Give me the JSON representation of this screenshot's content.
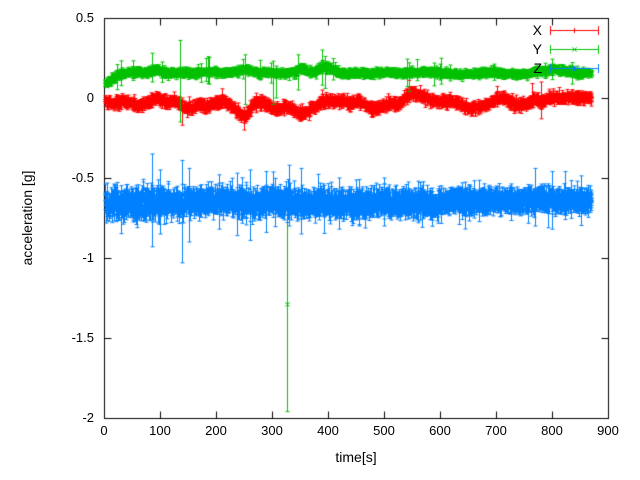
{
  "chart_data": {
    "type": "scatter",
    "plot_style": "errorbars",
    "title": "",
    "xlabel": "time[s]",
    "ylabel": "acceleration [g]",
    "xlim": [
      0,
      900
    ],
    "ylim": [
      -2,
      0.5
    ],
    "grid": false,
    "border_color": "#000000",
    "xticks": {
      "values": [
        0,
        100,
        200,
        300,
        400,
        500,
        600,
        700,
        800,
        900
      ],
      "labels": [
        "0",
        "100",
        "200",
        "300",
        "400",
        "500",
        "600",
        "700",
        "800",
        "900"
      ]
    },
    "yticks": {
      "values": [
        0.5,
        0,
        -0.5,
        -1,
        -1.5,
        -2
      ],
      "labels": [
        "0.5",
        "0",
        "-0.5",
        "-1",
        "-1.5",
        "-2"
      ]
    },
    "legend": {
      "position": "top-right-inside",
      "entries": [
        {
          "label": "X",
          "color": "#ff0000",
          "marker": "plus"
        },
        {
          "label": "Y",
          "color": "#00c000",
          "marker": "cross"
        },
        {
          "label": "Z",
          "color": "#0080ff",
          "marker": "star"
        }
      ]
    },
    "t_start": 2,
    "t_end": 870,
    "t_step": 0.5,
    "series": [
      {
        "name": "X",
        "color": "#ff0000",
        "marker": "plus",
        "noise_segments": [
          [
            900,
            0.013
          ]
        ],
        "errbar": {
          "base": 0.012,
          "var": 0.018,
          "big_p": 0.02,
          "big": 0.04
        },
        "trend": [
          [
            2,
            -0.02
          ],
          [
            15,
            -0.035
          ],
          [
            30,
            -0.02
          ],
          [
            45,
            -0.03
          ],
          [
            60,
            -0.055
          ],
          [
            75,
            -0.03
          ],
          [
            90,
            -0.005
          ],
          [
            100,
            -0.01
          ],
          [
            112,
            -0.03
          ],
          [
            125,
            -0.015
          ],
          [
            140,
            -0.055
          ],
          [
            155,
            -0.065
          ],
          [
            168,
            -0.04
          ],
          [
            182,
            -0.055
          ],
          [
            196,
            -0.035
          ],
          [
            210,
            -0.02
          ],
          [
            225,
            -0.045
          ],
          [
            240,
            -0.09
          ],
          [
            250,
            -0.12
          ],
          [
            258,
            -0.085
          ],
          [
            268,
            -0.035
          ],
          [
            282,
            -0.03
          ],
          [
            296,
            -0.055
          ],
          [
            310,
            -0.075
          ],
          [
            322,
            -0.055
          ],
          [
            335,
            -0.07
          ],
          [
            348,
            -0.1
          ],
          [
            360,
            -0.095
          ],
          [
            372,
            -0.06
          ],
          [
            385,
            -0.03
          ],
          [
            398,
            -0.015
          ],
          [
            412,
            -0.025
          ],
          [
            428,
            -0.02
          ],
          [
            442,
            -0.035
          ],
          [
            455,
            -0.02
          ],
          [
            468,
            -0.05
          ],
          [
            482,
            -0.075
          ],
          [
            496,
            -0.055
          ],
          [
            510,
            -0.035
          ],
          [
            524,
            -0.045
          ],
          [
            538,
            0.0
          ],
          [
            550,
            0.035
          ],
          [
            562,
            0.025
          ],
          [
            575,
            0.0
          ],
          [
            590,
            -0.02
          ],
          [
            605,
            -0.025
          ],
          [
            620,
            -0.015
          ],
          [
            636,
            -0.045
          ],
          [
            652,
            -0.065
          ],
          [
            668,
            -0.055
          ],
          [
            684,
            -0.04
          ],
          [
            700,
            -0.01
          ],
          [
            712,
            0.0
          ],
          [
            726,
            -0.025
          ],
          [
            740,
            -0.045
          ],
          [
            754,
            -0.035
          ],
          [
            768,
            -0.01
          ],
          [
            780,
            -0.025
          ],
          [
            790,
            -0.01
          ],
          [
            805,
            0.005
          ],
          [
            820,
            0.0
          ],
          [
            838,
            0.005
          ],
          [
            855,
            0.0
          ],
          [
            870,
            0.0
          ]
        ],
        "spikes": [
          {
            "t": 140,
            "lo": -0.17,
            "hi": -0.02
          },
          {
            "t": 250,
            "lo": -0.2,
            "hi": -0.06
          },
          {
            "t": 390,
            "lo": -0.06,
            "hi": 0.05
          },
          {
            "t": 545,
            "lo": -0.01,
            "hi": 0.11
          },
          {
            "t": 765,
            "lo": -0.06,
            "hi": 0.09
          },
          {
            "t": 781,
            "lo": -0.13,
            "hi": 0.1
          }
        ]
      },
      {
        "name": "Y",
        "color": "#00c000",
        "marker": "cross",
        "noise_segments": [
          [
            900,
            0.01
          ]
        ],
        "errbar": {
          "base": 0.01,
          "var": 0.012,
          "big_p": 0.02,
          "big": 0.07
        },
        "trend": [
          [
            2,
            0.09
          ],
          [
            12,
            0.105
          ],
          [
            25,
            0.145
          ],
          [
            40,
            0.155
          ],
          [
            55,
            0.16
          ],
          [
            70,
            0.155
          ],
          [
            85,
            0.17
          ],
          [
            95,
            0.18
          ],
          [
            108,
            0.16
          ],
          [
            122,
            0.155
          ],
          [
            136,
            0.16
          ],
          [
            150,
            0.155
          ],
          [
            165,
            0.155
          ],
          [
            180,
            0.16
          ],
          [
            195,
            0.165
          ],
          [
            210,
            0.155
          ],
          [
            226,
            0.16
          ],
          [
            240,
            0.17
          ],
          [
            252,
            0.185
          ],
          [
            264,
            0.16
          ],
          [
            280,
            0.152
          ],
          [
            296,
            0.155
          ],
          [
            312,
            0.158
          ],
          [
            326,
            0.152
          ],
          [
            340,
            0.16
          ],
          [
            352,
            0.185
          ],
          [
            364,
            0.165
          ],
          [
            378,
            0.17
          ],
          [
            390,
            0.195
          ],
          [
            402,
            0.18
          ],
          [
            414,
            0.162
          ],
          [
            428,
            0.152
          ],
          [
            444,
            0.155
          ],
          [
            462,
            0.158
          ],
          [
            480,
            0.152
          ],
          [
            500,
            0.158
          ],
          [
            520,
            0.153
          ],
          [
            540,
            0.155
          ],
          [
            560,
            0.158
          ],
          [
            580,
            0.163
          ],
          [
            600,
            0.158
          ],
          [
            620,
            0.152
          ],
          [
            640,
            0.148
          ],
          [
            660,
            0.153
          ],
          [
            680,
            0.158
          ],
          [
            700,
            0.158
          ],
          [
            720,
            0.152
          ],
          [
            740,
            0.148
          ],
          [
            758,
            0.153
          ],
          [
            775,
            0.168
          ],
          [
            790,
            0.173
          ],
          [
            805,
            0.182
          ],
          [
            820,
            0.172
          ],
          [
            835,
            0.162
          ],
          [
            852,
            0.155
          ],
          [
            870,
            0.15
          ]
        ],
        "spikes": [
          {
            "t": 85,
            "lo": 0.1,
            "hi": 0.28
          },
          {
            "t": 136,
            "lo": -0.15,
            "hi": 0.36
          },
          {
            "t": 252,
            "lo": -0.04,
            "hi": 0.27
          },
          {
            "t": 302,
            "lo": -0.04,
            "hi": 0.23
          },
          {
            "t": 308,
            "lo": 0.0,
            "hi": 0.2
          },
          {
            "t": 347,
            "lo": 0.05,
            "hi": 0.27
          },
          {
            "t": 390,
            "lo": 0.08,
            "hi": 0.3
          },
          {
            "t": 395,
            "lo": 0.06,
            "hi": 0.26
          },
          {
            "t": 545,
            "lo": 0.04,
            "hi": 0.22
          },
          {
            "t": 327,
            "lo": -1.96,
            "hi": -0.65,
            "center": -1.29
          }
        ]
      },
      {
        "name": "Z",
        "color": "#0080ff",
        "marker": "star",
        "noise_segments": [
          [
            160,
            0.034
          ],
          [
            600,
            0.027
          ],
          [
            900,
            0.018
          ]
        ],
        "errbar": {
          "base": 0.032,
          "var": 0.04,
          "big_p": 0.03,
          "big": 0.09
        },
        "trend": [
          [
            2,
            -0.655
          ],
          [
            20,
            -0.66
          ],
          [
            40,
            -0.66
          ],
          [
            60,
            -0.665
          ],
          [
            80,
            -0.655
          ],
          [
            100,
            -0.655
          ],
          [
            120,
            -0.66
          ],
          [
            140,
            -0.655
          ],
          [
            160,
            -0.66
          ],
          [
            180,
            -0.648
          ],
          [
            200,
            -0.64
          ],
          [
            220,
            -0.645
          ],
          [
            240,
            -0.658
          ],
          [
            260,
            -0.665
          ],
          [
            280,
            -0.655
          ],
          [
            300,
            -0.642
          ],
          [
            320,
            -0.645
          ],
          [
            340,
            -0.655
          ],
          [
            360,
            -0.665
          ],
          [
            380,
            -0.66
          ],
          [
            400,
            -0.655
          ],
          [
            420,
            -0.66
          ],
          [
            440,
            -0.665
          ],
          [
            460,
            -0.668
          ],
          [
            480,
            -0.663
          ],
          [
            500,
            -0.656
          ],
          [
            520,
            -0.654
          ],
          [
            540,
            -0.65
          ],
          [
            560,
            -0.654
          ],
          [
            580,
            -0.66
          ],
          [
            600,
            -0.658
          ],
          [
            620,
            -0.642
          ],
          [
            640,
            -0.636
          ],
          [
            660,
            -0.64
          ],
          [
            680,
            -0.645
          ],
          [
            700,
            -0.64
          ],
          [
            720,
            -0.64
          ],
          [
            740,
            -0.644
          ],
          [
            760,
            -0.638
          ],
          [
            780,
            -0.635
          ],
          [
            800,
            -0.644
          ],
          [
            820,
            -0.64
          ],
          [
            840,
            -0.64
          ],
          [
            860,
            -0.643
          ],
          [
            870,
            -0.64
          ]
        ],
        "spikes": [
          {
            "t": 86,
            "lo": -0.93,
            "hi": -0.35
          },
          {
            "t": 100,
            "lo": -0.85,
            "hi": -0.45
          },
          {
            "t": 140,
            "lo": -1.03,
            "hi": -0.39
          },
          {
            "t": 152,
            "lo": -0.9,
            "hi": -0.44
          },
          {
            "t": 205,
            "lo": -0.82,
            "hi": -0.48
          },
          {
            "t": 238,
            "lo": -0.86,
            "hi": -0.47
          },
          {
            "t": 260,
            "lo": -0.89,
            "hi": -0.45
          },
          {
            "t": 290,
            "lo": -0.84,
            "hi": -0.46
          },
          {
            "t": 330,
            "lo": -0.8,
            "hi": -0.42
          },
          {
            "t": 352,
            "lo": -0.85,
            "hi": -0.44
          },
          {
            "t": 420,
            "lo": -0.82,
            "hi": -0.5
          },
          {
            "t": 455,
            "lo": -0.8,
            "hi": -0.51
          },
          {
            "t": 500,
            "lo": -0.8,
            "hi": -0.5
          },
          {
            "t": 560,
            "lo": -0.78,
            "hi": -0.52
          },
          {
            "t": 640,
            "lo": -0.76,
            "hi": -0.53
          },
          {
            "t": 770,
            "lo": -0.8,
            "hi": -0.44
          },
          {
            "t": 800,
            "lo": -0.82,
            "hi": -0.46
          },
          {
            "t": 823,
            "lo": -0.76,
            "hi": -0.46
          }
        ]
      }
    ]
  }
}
· · · · · · ·
[Job]: Look through the data above. Each line containing the word "marker" needs to be copied.

[Solution for this task]:
          "marker": "plus"
          "marker": "cross"
          "marker": "star"
        "marker": "plus",
        "marker": "cross",
        "marker": "star",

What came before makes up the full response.